Data section:
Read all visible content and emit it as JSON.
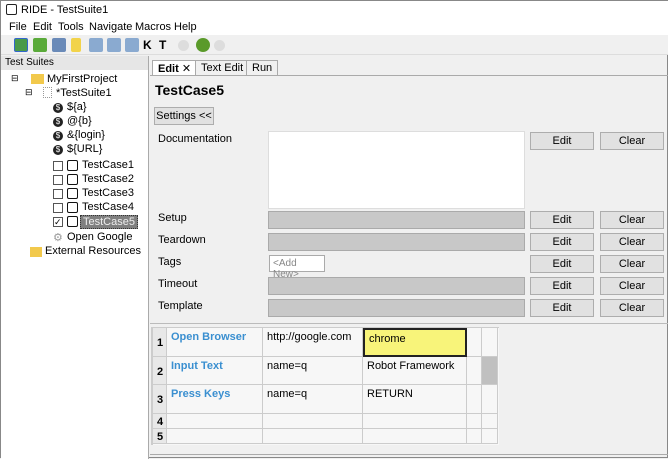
{
  "window": {
    "title": "RIDE - TestSuite1"
  },
  "menu": [
    "File",
    "Edit",
    "Tools",
    "Navigate",
    "Macros",
    "Help"
  ],
  "tree": {
    "header": "Test Suites",
    "project": "MyFirstProject",
    "suite": "*TestSuite1",
    "variables": [
      "${a}",
      "@{b}",
      "&{login}",
      "${URL}"
    ],
    "testcases": [
      {
        "name": "TestCase1",
        "checked": false
      },
      {
        "name": "TestCase2",
        "checked": false
      },
      {
        "name": "TestCase3",
        "checked": false
      },
      {
        "name": "TestCase4",
        "checked": false
      },
      {
        "name": "TestCase5",
        "checked": true
      }
    ],
    "keyword": "Open Google",
    "external": "External Resources"
  },
  "tabs": [
    "Edit",
    "Text Edit",
    "Run"
  ],
  "editor": {
    "title": "TestCase5",
    "settings_button": "Settings <<",
    "edit": "Edit",
    "clear": "Clear",
    "documentation": "Documentation",
    "setup": "Setup",
    "teardown": "Teardown",
    "tags": "Tags",
    "tags_placeholder": "<Add New>",
    "timeout": "Timeout",
    "template": "Template"
  },
  "grid": {
    "rows": [
      [
        "1",
        "Open Browser",
        "http://google.com",
        "chrome"
      ],
      [
        "2",
        "Input Text",
        "name=q",
        "Robot Framework"
      ],
      [
        "3",
        "Press Keys",
        "name=q",
        "RETURN"
      ],
      [
        "4",
        "",
        "",
        ""
      ],
      [
        "5",
        "",
        "",
        ""
      ]
    ]
  },
  "colors": {
    "keyword": "#3a8fd0",
    "selected_cell": "#f8f47a"
  }
}
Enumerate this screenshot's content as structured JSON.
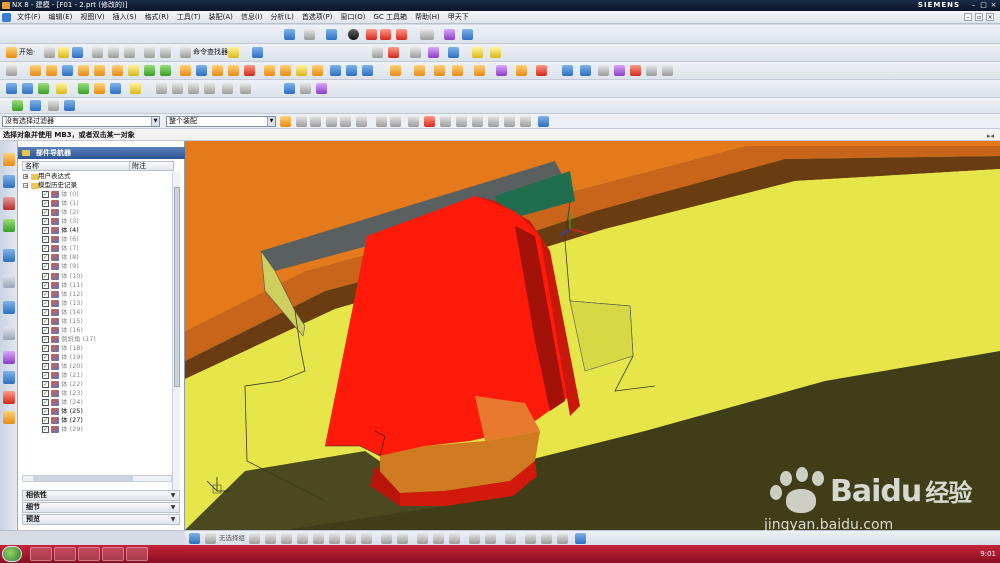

Stated task: Pictures in the records above are not copied; print everything else exactly.

Response below:
Read all visible content and emit it as JSON.
{
  "window": {
    "title": "RIDE - TestSuite1"
  },
  "menu": [
    "File",
    "Edit",
    "Tools",
    "Navigate",
    "Macros",
    "Help"
  ],
  "tree": {
    "header": "Test Suites",
    "project": "MyFirstProject",
    "suite": "*TestSuite1",
    "variables": [
      "${a}",
      "@{b}",
      "&{login}",
      "${URL}"
    ],
    "testcases": [
      {
        "name": "TestCase1",
        "checked": false
      },
      {
        "name": "TestCase2",
        "checked": false
      },
      {
        "name": "TestCase3",
        "checked": false
      },
      {
        "name": "TestCase4",
        "checked": false
      },
      {
        "name": "TestCase5",
        "checked": true
      }
    ],
    "keyword": "Open Google",
    "external": "External Resources"
  },
  "tabs": [
    "Edit",
    "Text Edit",
    "Run"
  ],
  "editor": {
    "title": "TestCase5",
    "settings_button": "Settings <<",
    "edit": "Edit",
    "clear": "Clear",
    "documentation": "Documentation",
    "setup": "Setup",
    "teardown": "Teardown",
    "tags": "Tags",
    "tags_placeholder": "<Add New>",
    "timeout": "Timeout",
    "template": "Template"
  },
  "grid": {
    "rows": [
      [
        "1",
        "Open Browser",
        "http://google.com",
        "chrome"
      ],
      [
        "2",
        "Input Text",
        "name=q",
        "Robot Framework"
      ],
      [
        "3",
        "Press Keys",
        "name=q",
        "RETURN"
      ],
      [
        "4",
        "",
        "",
        ""
      ],
      [
        "5",
        "",
        "",
        ""
      ]
    ]
  },
  "colors": {
    "keyword": "#3a8fd0",
    "selected_cell": "#f8f47a"
  }
}
Enumerate this screenshot's content as structured JSON.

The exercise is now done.